REQUIRED TASK ▸
Omit the images, then print each record below exactly as it reads.
==== GIVEN RECORDS
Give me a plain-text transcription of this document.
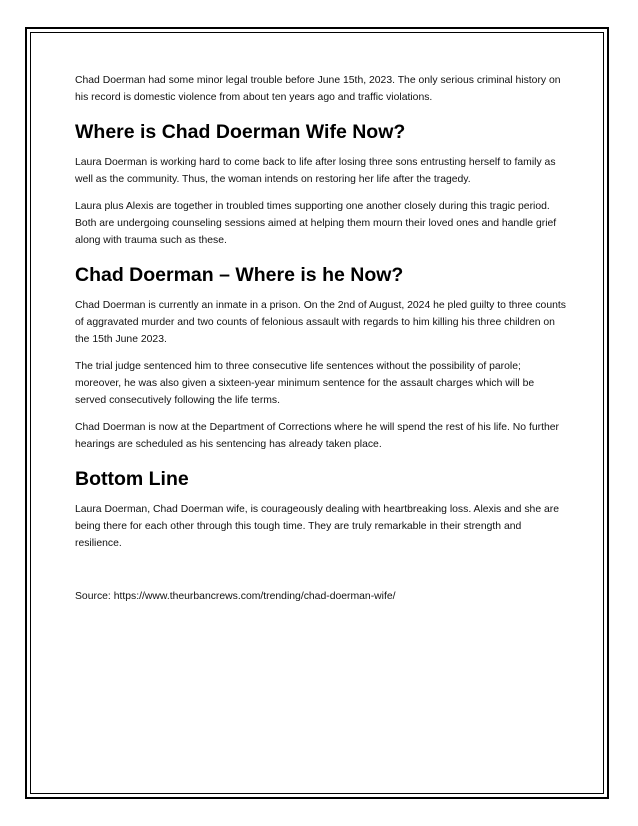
Chad Doerman had some minor legal trouble before June 15th, 2023. The only serious criminal history on his record is domestic violence from about ten years ago and traffic violations.

Where is Chad Doerman Wife Now?

Laura Doerman is working hard to come back to life after losing three sons entrusting herself to family as well as the community. Thus, the woman intends on restoring her life after the tragedy.

Laura plus Alexis are together in troubled times supporting one another closely during this tragic period. Both are undergoing counseling sessions aimed at helping them mourn their loved ones and handle grief along with trauma such as these.

Chad Doerman – Where is he Now?

Chad Doerman is currently an inmate in a prison. On the 2nd of August, 2024 he pled guilty to three counts of aggravated murder and two counts of felonious assault with regards to him killing his three children on the 15th June 2023.

The trial judge sentenced him to three consecutive life sentences without the possibility of parole; moreover, he was also given a sixteen-year minimum sentence for the assault charges which will be served consecutively following the life terms.

Chad Doerman is now at the Department of Corrections where he will spend the rest of his life. No further hearings are scheduled as his sentencing has already taken place.

Bottom Line

Laura Doerman, Chad Doerman wife, is courageously dealing with heartbreaking loss. Alexis and she are being there for each other through this tough time. They are truly remarkable in their strength and resilience.

Source: https://www.theurbancrews.com/trending/chad-doerman-wife/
========
ANSWER BELOW ▸
Give me a plain-text transcription of this document.
Chad Doerman had some minor legal trouble before June 15th, 2023. The only serious criminal history on his record is domestic violence from about ten years ago and traffic violations.

Where is Chad Doerman Wife Now?

Laura Doerman is working hard to come back to life after losing three sons entrusting herself to family as well as the community. Thus, the woman intends on restoring her life after the tragedy.

Laura plus Alexis are together in troubled times supporting one another closely during this tragic period. Both are undergoing counseling sessions aimed at helping them mourn their loved ones and handle grief along with trauma such as these.

Chad Doerman – Where is he Now?

Chad Doerman is currently an inmate in a prison. On the 2nd of August, 2024 he pled guilty to three counts of aggravated murder and two counts of felonious assault with regards to him killing his three children on the 15th June 2023.

The trial judge sentenced him to three consecutive life sentences without the possibility of parole; moreover, he was also given a sixteen-year minimum sentence for the assault charges which will be served consecutively following the life terms.

Chad Doerman is now at the Department of Corrections where he will spend the rest of his life. No further hearings are scheduled as his sentencing has already taken place.

Bottom Line

Laura Doerman, Chad Doerman wife, is courageously dealing with heartbreaking loss. Alexis and she are being there for each other through this tough time. They are truly remarkable in their strength and resilience.

Source: https://www.theurbancrews.com/trending/chad-doerman-wife/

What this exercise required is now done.